**To be done:** Reproduce exactly the entries from the "Output a JSON" line to the end. Skip all pictures.

Records from a collection of figures:
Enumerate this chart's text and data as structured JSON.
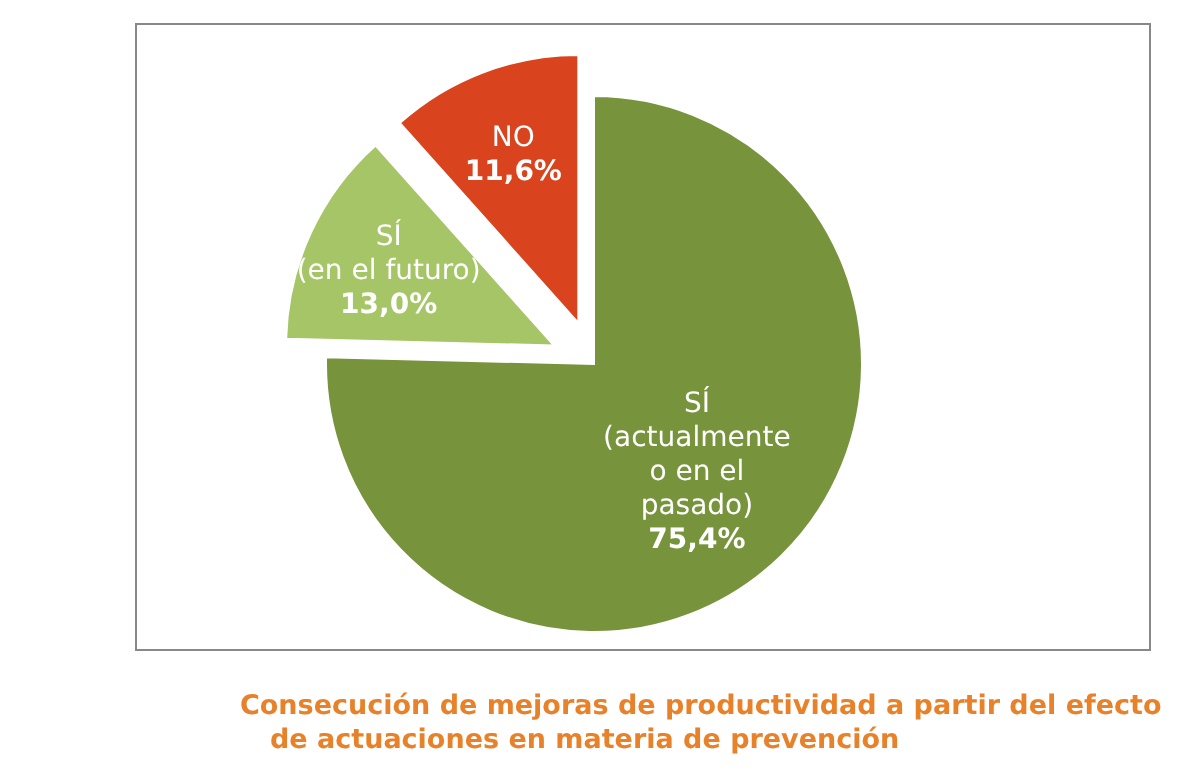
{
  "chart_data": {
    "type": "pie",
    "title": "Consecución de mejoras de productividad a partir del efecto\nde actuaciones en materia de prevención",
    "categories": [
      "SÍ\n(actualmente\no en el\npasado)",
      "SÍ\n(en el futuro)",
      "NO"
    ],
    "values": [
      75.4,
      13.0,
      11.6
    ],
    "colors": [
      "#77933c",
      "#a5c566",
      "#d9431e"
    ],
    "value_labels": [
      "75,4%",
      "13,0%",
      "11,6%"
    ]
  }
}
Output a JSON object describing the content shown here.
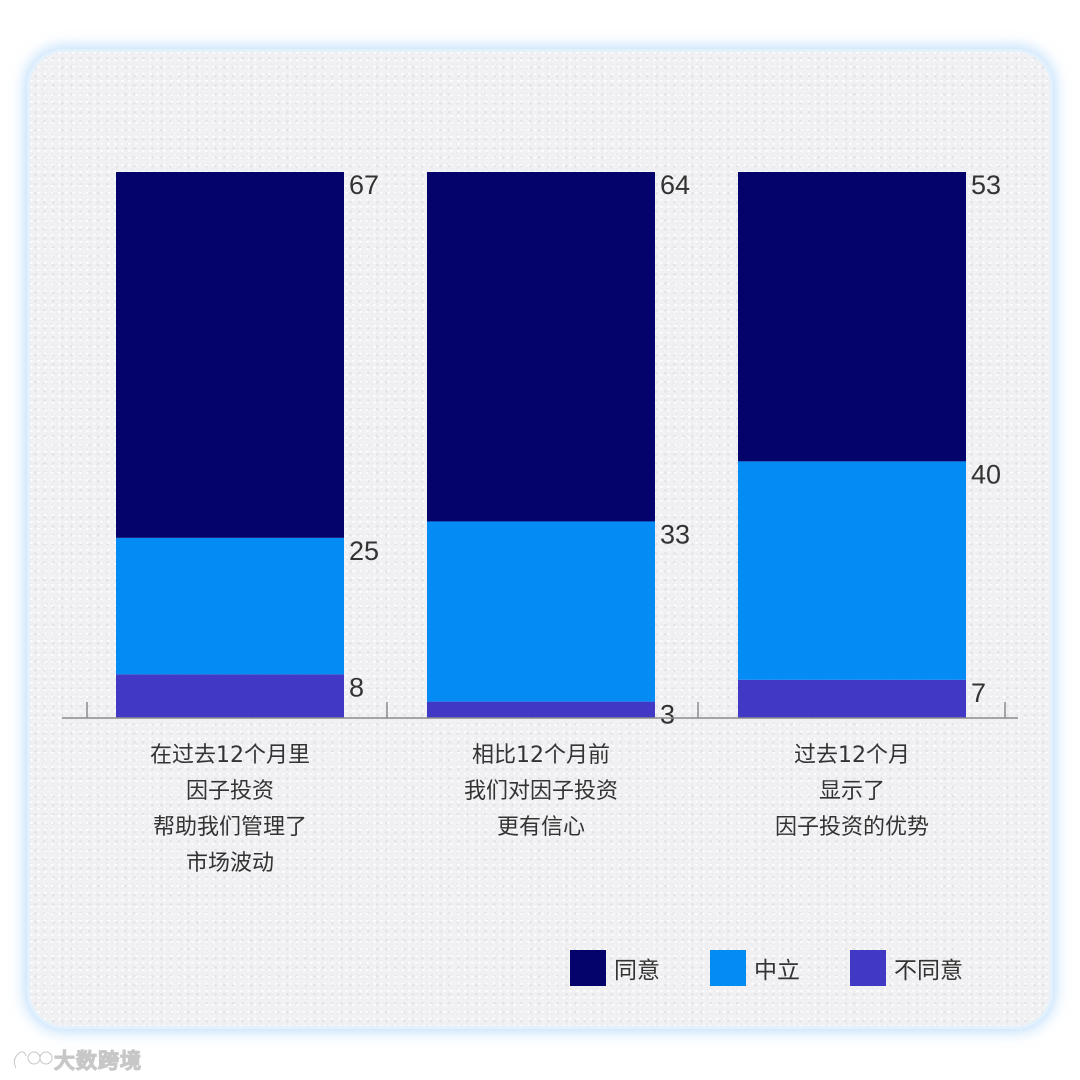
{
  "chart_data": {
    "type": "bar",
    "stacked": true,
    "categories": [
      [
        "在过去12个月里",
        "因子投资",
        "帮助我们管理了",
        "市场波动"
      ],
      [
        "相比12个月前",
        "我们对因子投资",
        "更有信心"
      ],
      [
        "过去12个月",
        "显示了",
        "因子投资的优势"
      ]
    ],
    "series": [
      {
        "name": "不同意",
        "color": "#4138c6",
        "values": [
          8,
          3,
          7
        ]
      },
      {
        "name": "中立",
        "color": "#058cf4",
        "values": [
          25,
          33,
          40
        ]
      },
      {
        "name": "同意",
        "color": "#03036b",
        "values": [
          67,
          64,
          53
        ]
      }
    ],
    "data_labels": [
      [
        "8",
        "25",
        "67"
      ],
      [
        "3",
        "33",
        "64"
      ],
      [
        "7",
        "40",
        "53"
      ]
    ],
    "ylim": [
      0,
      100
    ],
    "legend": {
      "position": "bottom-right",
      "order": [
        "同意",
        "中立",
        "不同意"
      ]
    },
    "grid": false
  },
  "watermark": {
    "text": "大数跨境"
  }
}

**Exercise result:**
Output a JSON object describing the content shown here.
{
  "chart_data": {
    "type": "bar",
    "stacked": true,
    "categories": [
      [
        "在过去12个月里",
        "因子投资",
        "帮助我们管理了",
        "市场波动"
      ],
      [
        "相比12个月前",
        "我们对因子投资",
        "更有信心"
      ],
      [
        "过去12个月",
        "显示了",
        "因子投资的优势"
      ]
    ],
    "series": [
      {
        "name": "不同意",
        "color": "#4138c6",
        "values": [
          8,
          3,
          7
        ]
      },
      {
        "name": "中立",
        "color": "#058cf4",
        "values": [
          25,
          33,
          40
        ]
      },
      {
        "name": "同意",
        "color": "#03036b",
        "values": [
          67,
          64,
          53
        ]
      }
    ],
    "data_labels": [
      [
        "8",
        "25",
        "67"
      ],
      [
        "3",
        "33",
        "64"
      ],
      [
        "7",
        "40",
        "53"
      ]
    ],
    "ylim": [
      0,
      100
    ],
    "legend": {
      "position": "bottom-right",
      "order": [
        "同意",
        "中立",
        "不同意"
      ]
    },
    "grid": false
  },
  "watermark": {
    "text": "大数跨境"
  }
}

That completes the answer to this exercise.